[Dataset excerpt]
──────

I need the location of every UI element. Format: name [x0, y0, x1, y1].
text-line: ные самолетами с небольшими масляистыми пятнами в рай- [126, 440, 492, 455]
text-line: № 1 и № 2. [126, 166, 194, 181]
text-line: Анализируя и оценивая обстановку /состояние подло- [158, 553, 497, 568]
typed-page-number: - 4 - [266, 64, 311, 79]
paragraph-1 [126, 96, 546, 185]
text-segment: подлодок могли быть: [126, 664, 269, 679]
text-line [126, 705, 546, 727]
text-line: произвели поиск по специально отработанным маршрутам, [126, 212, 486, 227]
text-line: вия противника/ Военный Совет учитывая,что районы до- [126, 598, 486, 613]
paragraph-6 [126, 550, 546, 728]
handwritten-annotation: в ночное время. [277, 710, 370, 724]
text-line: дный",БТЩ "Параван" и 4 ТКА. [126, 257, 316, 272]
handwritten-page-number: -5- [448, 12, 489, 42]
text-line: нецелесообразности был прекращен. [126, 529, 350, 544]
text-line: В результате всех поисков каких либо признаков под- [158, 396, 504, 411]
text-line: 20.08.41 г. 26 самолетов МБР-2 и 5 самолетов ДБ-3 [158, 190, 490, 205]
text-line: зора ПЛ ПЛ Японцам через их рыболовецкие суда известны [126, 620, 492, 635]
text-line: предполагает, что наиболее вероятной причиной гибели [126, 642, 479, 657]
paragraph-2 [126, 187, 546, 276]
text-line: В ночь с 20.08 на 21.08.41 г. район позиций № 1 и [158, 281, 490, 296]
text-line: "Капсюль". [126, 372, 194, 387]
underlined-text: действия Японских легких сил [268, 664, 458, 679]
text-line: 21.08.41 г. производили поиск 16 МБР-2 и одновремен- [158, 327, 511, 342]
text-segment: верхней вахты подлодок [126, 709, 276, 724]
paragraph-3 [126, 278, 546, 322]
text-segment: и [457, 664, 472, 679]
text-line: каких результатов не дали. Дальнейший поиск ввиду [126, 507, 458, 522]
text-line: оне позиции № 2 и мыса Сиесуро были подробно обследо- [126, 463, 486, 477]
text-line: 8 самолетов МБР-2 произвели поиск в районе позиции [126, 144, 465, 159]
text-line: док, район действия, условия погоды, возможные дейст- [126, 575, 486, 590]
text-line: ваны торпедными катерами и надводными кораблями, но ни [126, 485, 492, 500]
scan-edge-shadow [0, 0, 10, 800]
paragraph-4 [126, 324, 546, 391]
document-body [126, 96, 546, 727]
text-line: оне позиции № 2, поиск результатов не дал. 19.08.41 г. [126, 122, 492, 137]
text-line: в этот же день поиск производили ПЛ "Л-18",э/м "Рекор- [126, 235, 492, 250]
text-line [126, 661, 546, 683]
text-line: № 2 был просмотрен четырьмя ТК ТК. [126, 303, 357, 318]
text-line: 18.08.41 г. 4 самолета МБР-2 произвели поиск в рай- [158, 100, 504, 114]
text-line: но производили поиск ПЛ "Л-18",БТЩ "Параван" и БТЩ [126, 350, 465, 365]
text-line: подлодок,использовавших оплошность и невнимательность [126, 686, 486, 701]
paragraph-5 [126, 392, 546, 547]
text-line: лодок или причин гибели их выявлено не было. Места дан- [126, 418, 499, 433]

──────

:: REQUIREMENTS ::
Reproduce every line of the item above verbatim, including each name, text, and bracketed coordinate set. Keep the lines in the same order.

:: REPLY TO THE TASK ::
I need the location of every UI element. Format: name [x0, y0, x1, y1].
text-line: ные самолетами с небольшими масляистыми пятнами в рай- [126, 440, 492, 455]
text-line: № 1 и № 2. [126, 166, 194, 181]
text-line: Анализируя и оценивая обстановку /состояние подло- [158, 553, 497, 568]
typed-page-number: - 4 - [266, 64, 311, 79]
paragraph-1 [126, 96, 546, 185]
text-segment: подлодок могли быть: [126, 664, 269, 679]
text-line [126, 705, 546, 727]
text-line: произвели поиск по специально отработанным маршрутам, [126, 212, 486, 227]
text-line: вия противника/ Военный Совет учитывая,что районы до- [126, 598, 486, 613]
paragraph-6 [126, 550, 546, 728]
handwritten-annotation: в ночное время. [277, 710, 370, 724]
text-line: дный",БТЩ "Параван" и 4 ТКА. [126, 257, 316, 272]
handwritten-page-number: -5- [448, 12, 489, 42]
text-line: нецелесообразности был прекращен. [126, 529, 350, 544]
text-line: В результате всех поисков каких либо признаков под- [158, 396, 504, 411]
text-line: 20.08.41 г. 26 самолетов МБР-2 и 5 самолетов ДБ-3 [158, 190, 490, 205]
text-line: зора ПЛ ПЛ Японцам через их рыболовецкие суда известны [126, 620, 492, 635]
text-line: предполагает, что наиболее вероятной причиной гибели [126, 642, 479, 657]
paragraph-2 [126, 187, 546, 276]
text-line: В ночь с 20.08 на 21.08.41 г. район позиций № 1 и [158, 281, 490, 296]
text-line: "Капсюль". [126, 372, 194, 387]
underlined-text: действия Японских легких сил [268, 664, 458, 679]
text-line: 21.08.41 г. производили поиск 16 МБР-2 и одновремен- [158, 327, 511, 342]
text-segment: верхней вахты подлодок [126, 709, 276, 724]
paragraph-3 [126, 278, 546, 322]
text-segment: и [457, 664, 472, 679]
text-line: каких результатов не дали. Дальнейший поиск ввиду [126, 507, 458, 522]
text-line: оне позиции № 2 и мыса Сиесуро были подробно обследо- [126, 463, 486, 477]
text-line: 8 самолетов МБР-2 произвели поиск в районе позиции [126, 144, 465, 159]
text-line: док, район действия, условия погоды, возможные дейст- [126, 575, 486, 590]
text-line: ваны торпедными катерами и надводными кораблями, но ни [126, 485, 492, 500]
scan-edge-shadow [0, 0, 10, 800]
paragraph-4 [126, 324, 546, 391]
document-body [126, 96, 546, 727]
text-line: оне позиции № 2, поиск результатов не дал. 19.08.41 г. [126, 122, 492, 137]
text-line: в этот же день поиск производили ПЛ "Л-18",э/м "Рекор- [126, 235, 492, 250]
text-line [126, 661, 546, 683]
text-line: № 2 был просмотрен четырьмя ТК ТК. [126, 303, 357, 318]
text-line: 18.08.41 г. 4 самолета МБР-2 произвели поиск в рай- [158, 100, 504, 114]
text-line: но производили поиск ПЛ "Л-18",БТЩ "Параван" и БТЩ [126, 350, 465, 365]
text-line: подлодок,использовавших оплошность и невнимательность [126, 686, 486, 701]
paragraph-5 [126, 392, 546, 547]
text-line: лодок или причин гибели их выявлено не было. Места дан- [126, 418, 499, 433]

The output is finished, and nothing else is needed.